■ Task goal ■
The listing below is to be output in its exact form.

-- Begin Records supplied --

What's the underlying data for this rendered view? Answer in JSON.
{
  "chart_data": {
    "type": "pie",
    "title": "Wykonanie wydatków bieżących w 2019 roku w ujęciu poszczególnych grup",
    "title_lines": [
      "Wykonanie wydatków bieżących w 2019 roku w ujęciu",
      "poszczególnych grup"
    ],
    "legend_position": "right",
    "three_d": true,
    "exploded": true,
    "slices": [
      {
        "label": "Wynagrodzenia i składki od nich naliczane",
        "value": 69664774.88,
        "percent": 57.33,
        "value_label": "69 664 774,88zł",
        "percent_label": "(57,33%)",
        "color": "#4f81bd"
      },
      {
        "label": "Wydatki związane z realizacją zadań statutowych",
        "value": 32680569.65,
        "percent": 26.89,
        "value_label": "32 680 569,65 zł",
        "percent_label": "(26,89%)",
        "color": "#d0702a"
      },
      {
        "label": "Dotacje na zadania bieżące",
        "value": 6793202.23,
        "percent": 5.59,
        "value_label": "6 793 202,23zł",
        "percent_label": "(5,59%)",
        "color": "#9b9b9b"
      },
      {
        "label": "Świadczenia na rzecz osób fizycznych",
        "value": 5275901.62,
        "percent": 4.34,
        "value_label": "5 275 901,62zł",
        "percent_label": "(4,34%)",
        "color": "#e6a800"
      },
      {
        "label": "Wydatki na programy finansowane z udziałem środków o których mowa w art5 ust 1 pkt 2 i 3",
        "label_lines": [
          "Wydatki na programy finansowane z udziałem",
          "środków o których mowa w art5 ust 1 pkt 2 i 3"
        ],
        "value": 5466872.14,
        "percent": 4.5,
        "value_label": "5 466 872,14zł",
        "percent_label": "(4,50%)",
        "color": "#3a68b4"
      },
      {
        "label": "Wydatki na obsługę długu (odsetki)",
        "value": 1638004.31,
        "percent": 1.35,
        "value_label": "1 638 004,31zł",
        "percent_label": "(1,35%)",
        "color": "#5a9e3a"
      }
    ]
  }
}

-- End Records supplied --

■ Exercise solution ■
What's the underlying data for this rendered view? Answer in JSON.
{
  "chart_data": {
    "type": "pie",
    "title": "Wykonanie wydatków bieżących w 2019 roku w ujęciu poszczególnych grup",
    "title_lines": [
      "Wykonanie wydatków bieżących w 2019 roku w ujęciu",
      "poszczególnych grup"
    ],
    "legend_position": "right",
    "three_d": true,
    "exploded": true,
    "slices": [
      {
        "label": "Wynagrodzenia i składki od nich naliczane",
        "value": 69664774.88,
        "percent": 57.33,
        "value_label": "69 664 774,88zł",
        "percent_label": "(57,33%)",
        "color": "#4f81bd"
      },
      {
        "label": "Wydatki związane z realizacją zadań statutowych",
        "value": 32680569.65,
        "percent": 26.89,
        "value_label": "32 680 569,65 zł",
        "percent_label": "(26,89%)",
        "color": "#d0702a"
      },
      {
        "label": "Dotacje na zadania bieżące",
        "value": 6793202.23,
        "percent": 5.59,
        "value_label": "6 793 202,23zł",
        "percent_label": "(5,59%)",
        "color": "#9b9b9b"
      },
      {
        "label": "Świadczenia na rzecz osób fizycznych",
        "value": 5275901.62,
        "percent": 4.34,
        "value_label": "5 275 901,62zł",
        "percent_label": "(4,34%)",
        "color": "#e6a800"
      },
      {
        "label": "Wydatki na programy finansowane z udziałem środków o których mowa w art5 ust 1 pkt 2 i 3",
        "label_lines": [
          "Wydatki na programy finansowane z udziałem",
          "środków o których mowa w art5 ust 1 pkt 2 i 3"
        ],
        "value": 5466872.14,
        "percent": 4.5,
        "value_label": "5 466 872,14zł",
        "percent_label": "(4,50%)",
        "color": "#3a68b4"
      },
      {
        "label": "Wydatki na obsługę długu (odsetki)",
        "value": 1638004.31,
        "percent": 1.35,
        "value_label": "1 638 004,31zł",
        "percent_label": "(1,35%)",
        "color": "#5a9e3a"
      }
    ]
  }
}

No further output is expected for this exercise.